Problem to work on => Go through the entries below, tally each line with the string "SHOW", and give the final number by itself.

# # #

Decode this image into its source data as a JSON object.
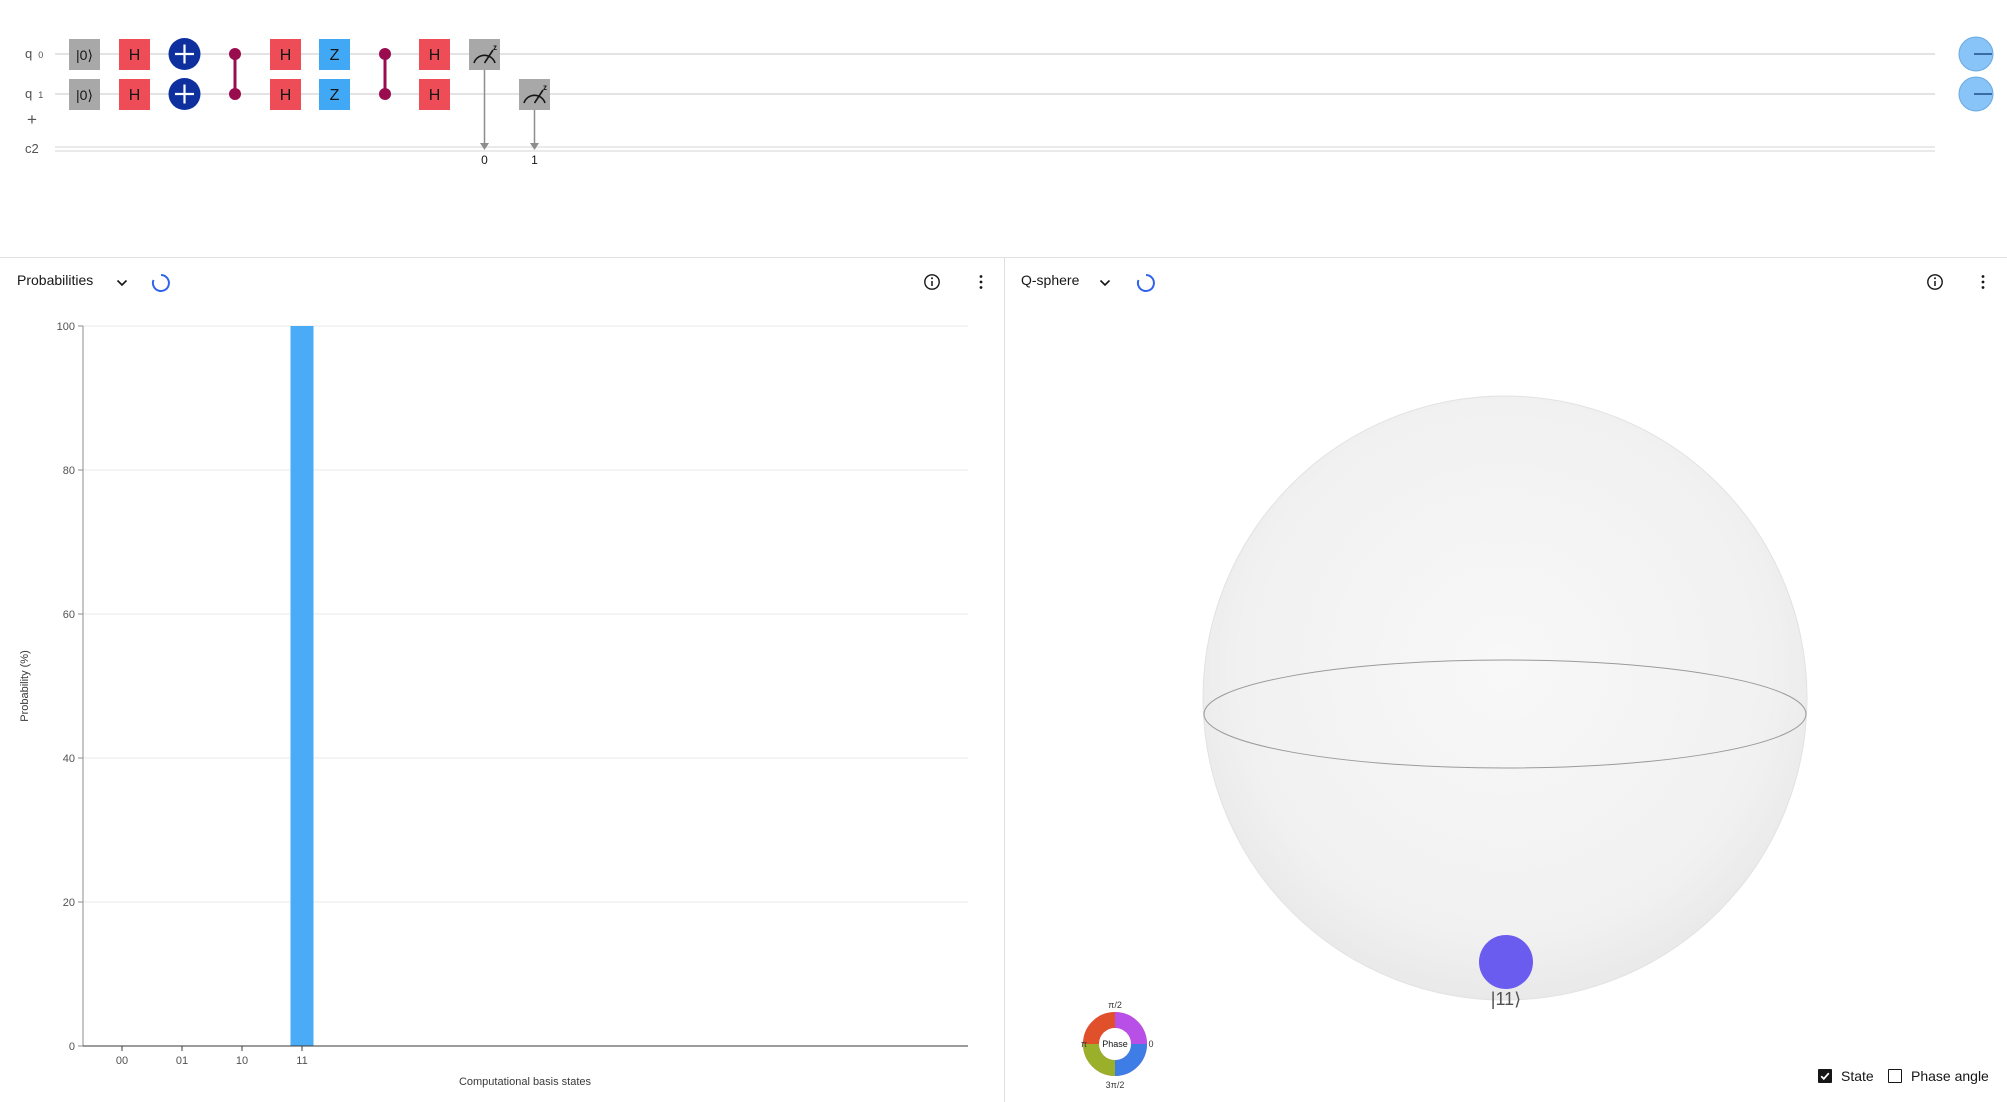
{
  "circuit": {
    "qubits": [
      {
        "label": "q",
        "index": "0"
      },
      {
        "label": "q",
        "index": "1"
      }
    ],
    "add_qubit": "+",
    "classical_register": "c2",
    "init_gate": "|0⟩",
    "h_gate": "H",
    "z_gate": "Z",
    "measure_labels": [
      "0",
      "1"
    ],
    "measure_basis": "z"
  },
  "probabilities_panel": {
    "title": "Probabilities"
  },
  "qsphere_panel": {
    "title": "Q-sphere",
    "state_label": "|11⟩",
    "phase_wheel": {
      "center": "Phase",
      "top": "π/2",
      "left": "π",
      "right": "0",
      "bottom": "3π/2"
    },
    "options": {
      "state": {
        "label": "State",
        "checked": true
      },
      "phase_angle": {
        "label": "Phase angle",
        "checked": false
      }
    }
  },
  "chart_data": {
    "type": "bar",
    "categories": [
      "00",
      "01",
      "10",
      "11"
    ],
    "values": [
      0,
      0,
      0,
      100
    ],
    "xlabel": "Computational basis states",
    "ylabel": "Probability (%)",
    "ylim": [
      0,
      100
    ],
    "yticks": [
      "0",
      "20",
      "40",
      "60",
      "80",
      "100"
    ],
    "grid": true,
    "bar_color": "#4aabf7"
  },
  "colors": {
    "gate_h": "#ee4d58",
    "gate_z": "#41a8f5",
    "gate_init": "#a8a8a8",
    "cnot": "#0e2f9e",
    "cz": "#990d4f",
    "state_marker": "#6b5cf0",
    "output_marker": "#88c4f7"
  }
}
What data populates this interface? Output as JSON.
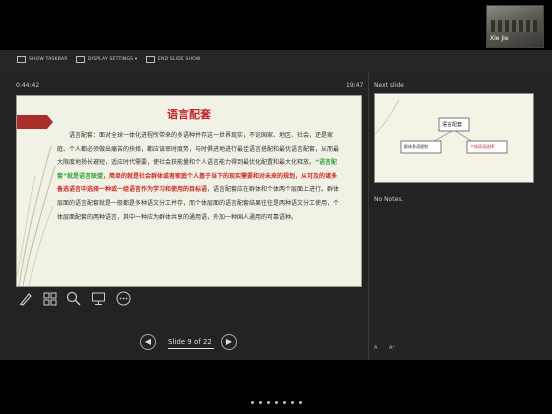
{
  "meeting": {
    "participant_name": "Xie Jie"
  },
  "toolbar": {
    "show_taskbar": "SHOW TASKBAR",
    "display_settings": "DISPLAY SETTINGS ▾",
    "end_slide_show": "END SLIDE SHOW"
  },
  "presenter": {
    "timer": "0:44:42",
    "clock": "19:47",
    "slide_counter": "Slide 9 of 22",
    "next_slide_label": "Next slide",
    "notes": "No Notes."
  },
  "slide": {
    "title": "语言配套",
    "p1": "语言配套：面对全球一体化进程所带来的多语种并存这一世界现实，不论国家、地区、社会，还是家庭、个人都必须做出痛苦的抉择，都应该审时度势，与时俱进地进行最佳语言搭配和最优语言配套，从而最大限度地扬长避短，适应时代需要，使社会获能量和个人语言能力得到最优化配置和最大化释放。",
    "green": "“语言配套”就是语言联盟",
    "r1": "，简单的就是社会群体或者家庭个人基于当下的现实需要和对未来的规划，从可及的诸多备选语言中选择一种或一组语言作为学习和使用的目标语",
    "p2": "，语言配套应在群体和个体两个层面上进行。群体层面的语言配套就是一般都是多种语文分工并存，而个体层面的语言配套结果往往是两种语文分工使用，个体层面配套的两种语言，其中一种应为群体共享的通用语，外加一种国人通用的可靠语种。"
  },
  "next_slide": {
    "top_box": "语言配套",
    "left_box": "群体多语规划",
    "right_box": "个体双语选择"
  },
  "font_controls": {
    "smaller": "A",
    "larger": "A⁺"
  },
  "colors": {
    "accent_red": "#c0282b",
    "accent_green": "#3aa346"
  }
}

# # #

Correct response => 2